INSTRUCTIONS FOR THE TASK » The exercise asks you to copy every line below in which "request" appears.

PROVIDED DATA »
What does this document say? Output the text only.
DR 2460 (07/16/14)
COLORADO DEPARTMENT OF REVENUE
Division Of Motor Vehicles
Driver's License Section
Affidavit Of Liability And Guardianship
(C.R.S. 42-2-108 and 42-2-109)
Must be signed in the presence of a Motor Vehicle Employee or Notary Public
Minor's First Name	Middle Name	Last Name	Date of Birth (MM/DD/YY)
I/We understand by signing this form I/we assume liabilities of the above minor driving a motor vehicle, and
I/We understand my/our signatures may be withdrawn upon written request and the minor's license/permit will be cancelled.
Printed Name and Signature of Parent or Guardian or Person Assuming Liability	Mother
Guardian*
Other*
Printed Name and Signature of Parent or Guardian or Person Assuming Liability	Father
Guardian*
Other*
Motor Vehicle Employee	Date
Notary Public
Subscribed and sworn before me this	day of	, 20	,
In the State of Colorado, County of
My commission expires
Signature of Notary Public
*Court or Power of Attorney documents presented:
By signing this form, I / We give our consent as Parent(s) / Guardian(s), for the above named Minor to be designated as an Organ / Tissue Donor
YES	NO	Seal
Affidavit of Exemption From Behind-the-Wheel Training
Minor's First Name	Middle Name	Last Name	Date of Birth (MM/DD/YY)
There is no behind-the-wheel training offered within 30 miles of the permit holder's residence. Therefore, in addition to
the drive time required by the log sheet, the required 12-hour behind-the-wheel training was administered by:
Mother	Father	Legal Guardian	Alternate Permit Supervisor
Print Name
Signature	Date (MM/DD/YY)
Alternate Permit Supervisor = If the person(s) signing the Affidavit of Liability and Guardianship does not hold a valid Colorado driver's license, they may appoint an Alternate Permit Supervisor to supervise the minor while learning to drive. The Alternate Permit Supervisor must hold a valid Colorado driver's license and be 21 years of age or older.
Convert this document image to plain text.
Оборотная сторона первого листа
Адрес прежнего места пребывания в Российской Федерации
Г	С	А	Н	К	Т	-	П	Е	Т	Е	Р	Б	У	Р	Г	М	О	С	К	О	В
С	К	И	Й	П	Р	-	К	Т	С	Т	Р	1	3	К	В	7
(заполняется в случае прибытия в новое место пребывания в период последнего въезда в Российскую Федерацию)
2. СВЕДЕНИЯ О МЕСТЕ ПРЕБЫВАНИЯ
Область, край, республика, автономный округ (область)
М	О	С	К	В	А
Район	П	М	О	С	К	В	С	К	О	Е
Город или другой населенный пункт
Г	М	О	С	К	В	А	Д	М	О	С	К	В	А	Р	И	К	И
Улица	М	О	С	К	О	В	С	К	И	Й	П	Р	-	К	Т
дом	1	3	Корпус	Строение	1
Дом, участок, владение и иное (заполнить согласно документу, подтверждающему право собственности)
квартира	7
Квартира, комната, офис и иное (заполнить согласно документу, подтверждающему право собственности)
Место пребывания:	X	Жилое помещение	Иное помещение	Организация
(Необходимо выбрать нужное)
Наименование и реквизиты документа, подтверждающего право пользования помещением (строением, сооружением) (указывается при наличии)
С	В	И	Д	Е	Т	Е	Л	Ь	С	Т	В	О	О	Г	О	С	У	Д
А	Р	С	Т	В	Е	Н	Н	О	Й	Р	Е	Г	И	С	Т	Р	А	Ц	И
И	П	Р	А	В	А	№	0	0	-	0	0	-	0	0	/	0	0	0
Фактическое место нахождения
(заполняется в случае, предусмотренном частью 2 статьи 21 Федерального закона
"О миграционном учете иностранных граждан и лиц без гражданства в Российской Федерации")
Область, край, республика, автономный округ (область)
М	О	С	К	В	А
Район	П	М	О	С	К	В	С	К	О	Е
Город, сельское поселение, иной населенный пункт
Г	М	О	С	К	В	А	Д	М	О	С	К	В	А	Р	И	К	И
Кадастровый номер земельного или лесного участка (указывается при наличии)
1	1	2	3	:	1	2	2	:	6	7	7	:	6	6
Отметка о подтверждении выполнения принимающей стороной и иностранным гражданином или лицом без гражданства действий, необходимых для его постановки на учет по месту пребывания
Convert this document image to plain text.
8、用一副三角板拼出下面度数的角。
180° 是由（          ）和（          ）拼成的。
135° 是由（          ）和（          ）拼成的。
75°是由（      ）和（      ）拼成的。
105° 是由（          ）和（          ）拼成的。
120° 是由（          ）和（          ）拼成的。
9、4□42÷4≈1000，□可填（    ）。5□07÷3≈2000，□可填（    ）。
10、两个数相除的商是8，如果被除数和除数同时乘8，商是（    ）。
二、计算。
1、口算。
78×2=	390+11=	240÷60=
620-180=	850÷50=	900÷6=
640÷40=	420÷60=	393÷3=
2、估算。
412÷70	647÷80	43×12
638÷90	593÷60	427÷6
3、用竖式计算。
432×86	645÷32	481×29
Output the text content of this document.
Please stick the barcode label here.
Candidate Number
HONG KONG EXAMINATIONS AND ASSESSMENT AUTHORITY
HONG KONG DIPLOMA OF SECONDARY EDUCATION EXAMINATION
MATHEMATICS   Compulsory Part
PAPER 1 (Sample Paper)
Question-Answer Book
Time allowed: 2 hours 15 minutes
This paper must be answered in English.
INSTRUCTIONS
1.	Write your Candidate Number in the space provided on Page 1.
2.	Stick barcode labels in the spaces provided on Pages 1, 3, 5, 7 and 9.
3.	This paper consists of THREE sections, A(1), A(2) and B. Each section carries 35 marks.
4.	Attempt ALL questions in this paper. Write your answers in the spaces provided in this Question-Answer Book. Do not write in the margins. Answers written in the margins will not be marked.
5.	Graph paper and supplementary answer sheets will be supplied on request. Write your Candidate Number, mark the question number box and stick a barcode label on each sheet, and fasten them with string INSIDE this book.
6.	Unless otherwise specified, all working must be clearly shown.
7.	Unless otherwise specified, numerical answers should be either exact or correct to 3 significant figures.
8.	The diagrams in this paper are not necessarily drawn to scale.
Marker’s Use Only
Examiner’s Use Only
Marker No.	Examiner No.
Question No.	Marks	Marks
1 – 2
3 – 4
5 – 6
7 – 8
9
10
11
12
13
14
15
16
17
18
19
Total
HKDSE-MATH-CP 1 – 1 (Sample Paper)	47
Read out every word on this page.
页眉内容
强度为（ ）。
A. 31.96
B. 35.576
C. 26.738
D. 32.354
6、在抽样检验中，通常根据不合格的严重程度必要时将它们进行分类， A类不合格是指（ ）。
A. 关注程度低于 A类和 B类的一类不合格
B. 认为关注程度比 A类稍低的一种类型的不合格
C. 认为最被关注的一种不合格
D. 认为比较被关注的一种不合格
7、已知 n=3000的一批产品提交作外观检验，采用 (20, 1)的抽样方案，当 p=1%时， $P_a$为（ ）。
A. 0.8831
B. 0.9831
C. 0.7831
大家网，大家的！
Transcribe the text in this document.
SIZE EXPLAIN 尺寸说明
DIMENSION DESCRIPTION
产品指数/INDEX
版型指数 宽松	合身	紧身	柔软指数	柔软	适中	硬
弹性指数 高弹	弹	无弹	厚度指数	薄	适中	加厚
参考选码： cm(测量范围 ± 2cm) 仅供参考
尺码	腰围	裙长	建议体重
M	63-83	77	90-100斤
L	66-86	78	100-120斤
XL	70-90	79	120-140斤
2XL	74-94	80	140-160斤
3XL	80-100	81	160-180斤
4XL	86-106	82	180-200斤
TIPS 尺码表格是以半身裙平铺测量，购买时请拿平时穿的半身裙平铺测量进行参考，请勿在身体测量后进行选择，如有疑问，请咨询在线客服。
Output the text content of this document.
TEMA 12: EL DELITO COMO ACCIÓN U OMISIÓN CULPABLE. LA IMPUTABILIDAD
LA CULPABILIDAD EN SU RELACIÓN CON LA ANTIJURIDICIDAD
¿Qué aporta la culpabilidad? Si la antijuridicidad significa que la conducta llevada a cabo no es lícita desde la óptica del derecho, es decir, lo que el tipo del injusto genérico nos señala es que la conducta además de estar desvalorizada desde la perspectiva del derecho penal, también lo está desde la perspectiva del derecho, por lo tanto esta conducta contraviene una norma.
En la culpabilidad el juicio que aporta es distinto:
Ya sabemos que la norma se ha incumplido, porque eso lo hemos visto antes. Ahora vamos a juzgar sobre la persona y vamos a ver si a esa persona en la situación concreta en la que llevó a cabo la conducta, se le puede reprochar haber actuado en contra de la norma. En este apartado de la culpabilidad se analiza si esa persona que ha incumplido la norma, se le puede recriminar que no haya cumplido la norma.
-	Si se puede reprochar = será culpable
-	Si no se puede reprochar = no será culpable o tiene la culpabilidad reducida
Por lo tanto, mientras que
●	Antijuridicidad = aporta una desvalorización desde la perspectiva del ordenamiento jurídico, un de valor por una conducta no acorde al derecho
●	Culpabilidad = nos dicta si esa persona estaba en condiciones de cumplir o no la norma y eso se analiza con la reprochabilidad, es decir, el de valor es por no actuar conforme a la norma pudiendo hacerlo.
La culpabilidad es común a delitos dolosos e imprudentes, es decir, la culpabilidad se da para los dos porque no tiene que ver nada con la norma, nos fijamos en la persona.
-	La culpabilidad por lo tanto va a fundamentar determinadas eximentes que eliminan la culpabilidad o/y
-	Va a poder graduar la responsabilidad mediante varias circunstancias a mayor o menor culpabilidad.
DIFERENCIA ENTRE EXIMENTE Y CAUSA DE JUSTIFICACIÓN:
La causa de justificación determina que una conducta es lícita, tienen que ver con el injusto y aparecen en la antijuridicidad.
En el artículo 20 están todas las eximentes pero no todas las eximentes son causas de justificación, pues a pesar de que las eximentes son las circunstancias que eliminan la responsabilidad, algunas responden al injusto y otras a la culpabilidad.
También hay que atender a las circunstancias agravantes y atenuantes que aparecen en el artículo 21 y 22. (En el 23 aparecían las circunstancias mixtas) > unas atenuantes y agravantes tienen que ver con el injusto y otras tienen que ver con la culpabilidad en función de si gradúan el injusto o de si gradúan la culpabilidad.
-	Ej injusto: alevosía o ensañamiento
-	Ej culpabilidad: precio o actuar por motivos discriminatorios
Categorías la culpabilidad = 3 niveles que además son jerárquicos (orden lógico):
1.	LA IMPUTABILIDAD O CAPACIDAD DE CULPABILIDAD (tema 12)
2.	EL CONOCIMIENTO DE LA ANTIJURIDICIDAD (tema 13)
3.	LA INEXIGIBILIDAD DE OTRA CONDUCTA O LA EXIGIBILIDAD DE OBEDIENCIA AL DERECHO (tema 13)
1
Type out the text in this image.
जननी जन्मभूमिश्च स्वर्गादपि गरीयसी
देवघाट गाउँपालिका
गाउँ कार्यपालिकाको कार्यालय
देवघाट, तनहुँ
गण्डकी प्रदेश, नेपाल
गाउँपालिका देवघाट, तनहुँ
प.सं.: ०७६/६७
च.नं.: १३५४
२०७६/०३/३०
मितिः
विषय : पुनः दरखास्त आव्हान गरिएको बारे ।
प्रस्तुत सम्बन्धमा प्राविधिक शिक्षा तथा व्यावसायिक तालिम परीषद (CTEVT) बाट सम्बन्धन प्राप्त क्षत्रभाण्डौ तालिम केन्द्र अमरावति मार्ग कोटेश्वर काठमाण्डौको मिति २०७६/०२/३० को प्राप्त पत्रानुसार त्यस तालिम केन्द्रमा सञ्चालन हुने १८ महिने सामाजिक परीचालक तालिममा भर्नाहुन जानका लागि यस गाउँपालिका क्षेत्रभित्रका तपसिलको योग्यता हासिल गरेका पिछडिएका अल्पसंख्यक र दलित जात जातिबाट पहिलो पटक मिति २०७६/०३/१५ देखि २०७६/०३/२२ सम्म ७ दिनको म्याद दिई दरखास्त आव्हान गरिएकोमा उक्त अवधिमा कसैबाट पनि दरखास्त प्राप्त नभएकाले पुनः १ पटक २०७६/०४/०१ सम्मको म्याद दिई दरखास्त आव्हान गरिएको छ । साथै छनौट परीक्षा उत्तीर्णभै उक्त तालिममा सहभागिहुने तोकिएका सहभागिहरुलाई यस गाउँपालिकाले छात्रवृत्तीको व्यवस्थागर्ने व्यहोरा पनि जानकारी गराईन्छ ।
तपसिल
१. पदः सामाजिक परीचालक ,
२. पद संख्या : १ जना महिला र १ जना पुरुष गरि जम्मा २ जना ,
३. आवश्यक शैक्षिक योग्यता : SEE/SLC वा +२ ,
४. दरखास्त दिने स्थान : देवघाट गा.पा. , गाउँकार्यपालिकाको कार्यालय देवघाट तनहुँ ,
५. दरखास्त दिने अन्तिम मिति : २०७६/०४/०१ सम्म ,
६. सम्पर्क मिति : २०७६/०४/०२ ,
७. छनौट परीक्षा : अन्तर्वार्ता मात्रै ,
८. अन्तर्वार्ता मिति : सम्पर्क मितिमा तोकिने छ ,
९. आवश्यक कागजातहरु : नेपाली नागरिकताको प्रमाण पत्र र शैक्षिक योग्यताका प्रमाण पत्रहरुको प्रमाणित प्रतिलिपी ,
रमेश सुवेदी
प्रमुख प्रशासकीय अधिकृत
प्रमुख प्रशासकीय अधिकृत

WRITTEN SOLUTION »
I/We understand my/our signatures may be withdrawn upon written request and the minor's license/permit will be cancelled.
5.	Graph paper and supplementary answer sheets will be supplied on request. Write your Candidate Number, mark the question number box and stick a barcode label on each sheet, and fasten them with string INSIDE this book.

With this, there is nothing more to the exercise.